_Goal of the exercise_. Answer with a single number: the count of lines that hold "placeholder".

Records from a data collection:
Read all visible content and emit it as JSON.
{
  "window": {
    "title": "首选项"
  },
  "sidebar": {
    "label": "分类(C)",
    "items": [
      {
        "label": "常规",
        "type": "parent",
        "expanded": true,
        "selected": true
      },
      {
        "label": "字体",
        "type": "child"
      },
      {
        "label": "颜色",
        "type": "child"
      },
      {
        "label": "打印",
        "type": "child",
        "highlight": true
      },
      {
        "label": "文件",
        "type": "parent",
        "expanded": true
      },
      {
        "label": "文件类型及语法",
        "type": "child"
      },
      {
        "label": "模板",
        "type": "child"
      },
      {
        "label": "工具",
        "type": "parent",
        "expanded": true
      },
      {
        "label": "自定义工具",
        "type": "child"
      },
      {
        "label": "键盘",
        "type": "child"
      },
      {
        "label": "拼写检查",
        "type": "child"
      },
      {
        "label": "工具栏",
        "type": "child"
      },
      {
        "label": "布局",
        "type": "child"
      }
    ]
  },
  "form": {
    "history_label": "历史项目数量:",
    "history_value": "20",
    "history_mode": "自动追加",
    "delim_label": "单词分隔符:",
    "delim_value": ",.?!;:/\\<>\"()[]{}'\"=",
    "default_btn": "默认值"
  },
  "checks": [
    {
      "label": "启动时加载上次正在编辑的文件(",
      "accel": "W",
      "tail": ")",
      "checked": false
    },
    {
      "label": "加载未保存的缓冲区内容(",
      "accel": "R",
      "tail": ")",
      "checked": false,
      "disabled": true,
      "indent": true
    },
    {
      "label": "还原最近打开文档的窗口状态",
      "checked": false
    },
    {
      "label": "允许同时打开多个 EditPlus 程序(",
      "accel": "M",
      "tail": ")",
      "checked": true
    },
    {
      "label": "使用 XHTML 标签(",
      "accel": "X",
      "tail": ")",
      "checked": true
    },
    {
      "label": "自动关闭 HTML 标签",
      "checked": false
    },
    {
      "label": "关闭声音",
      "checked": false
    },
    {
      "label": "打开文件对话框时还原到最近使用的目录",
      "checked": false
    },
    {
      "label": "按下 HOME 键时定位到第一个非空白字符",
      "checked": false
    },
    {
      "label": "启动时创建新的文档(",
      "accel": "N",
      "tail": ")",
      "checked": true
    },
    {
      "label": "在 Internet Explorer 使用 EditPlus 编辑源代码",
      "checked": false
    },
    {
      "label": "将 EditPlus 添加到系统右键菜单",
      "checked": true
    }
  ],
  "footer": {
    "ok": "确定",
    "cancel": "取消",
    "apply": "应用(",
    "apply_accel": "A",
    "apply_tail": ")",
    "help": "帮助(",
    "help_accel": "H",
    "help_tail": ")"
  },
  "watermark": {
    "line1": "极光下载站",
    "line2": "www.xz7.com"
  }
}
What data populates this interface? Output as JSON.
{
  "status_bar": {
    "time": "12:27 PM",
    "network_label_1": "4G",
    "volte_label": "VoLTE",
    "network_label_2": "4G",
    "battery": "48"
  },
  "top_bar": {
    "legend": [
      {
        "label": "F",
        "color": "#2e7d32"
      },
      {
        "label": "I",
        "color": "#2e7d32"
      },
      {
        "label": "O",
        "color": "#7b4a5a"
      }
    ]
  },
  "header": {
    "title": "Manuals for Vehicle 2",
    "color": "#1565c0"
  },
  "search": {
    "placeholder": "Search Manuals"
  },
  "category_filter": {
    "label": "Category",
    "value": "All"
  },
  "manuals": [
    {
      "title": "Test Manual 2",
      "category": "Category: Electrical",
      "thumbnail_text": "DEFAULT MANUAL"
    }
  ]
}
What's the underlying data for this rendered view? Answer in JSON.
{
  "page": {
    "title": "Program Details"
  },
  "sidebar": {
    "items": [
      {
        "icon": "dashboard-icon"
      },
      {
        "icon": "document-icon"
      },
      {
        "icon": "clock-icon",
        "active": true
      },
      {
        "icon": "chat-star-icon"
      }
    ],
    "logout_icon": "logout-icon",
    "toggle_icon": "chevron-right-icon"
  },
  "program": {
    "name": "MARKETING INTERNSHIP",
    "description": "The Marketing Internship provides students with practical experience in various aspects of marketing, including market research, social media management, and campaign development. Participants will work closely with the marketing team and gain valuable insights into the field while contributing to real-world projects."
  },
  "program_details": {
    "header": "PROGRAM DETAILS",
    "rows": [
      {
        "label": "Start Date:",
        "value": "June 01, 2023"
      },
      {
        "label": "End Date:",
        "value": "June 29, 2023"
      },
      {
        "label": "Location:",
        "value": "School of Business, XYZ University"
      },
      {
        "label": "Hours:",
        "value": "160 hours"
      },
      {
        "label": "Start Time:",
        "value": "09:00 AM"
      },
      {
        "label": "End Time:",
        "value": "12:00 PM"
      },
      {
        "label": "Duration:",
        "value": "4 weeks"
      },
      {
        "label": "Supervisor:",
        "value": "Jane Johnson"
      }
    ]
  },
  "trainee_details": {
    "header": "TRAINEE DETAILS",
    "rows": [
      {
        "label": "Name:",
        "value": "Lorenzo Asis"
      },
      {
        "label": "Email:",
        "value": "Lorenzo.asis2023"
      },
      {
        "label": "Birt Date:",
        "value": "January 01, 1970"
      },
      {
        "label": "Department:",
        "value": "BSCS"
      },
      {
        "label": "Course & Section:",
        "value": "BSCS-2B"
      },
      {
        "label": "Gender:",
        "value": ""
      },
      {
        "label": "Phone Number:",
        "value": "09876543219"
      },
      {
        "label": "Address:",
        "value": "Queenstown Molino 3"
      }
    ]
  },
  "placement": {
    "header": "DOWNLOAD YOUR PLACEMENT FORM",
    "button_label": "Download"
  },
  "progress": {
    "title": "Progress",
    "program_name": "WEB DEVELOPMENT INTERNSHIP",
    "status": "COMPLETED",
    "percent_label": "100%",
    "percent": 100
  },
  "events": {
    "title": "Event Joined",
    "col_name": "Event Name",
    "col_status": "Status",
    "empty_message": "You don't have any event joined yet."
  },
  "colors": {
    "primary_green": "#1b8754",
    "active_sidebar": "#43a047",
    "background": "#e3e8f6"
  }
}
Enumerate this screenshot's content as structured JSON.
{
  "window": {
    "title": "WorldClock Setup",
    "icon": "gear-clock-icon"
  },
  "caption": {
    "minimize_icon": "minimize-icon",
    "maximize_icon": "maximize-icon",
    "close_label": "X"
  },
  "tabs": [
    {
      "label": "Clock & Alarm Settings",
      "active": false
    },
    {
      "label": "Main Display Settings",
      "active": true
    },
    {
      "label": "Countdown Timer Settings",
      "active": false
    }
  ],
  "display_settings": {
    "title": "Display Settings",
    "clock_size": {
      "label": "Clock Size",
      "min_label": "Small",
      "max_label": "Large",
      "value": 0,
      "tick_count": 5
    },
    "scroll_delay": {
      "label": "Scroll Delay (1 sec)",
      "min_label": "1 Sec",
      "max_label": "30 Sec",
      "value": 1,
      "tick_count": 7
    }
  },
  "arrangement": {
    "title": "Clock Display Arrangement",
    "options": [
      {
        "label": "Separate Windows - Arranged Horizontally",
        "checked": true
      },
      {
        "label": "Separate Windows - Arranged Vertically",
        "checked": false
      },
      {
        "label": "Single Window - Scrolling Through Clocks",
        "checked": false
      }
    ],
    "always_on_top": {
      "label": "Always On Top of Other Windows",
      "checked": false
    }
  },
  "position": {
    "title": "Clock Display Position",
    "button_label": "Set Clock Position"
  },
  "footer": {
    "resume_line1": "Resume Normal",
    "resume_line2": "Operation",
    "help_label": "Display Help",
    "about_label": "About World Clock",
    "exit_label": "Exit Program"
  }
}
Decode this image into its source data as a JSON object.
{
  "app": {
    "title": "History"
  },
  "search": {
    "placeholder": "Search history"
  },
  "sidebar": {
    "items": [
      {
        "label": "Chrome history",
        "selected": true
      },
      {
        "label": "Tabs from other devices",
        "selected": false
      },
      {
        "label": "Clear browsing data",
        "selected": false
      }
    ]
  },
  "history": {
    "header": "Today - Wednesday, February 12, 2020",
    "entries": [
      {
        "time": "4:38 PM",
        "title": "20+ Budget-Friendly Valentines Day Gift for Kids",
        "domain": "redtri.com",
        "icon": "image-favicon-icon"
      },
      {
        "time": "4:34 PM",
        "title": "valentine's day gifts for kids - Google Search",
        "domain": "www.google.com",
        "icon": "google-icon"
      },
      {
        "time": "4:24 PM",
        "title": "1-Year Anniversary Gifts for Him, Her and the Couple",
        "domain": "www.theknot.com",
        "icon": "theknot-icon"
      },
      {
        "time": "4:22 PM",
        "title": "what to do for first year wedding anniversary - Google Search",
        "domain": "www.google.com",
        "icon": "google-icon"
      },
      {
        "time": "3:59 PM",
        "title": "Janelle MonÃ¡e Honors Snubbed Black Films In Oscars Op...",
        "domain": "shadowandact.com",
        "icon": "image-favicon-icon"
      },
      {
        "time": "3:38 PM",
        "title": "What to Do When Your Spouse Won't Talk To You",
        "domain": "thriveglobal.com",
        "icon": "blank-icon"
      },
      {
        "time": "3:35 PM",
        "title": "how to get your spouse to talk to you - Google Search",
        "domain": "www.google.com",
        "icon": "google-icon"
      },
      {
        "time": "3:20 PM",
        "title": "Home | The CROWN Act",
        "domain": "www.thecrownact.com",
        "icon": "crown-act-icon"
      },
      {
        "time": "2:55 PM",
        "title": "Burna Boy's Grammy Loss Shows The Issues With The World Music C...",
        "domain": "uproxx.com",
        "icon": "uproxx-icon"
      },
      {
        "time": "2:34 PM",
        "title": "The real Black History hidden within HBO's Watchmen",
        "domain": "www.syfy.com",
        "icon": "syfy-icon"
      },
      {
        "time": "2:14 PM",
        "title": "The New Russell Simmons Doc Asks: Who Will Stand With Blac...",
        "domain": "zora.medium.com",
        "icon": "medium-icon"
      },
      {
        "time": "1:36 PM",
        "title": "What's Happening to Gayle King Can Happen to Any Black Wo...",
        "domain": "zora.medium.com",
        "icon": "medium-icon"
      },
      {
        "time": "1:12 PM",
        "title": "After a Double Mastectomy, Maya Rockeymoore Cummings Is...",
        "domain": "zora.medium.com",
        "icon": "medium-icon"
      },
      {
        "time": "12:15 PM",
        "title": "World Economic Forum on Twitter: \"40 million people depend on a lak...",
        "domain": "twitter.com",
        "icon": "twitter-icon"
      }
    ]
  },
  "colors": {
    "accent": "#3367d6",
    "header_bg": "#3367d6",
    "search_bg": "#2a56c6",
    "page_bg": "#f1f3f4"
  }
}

_Exercise output_. 2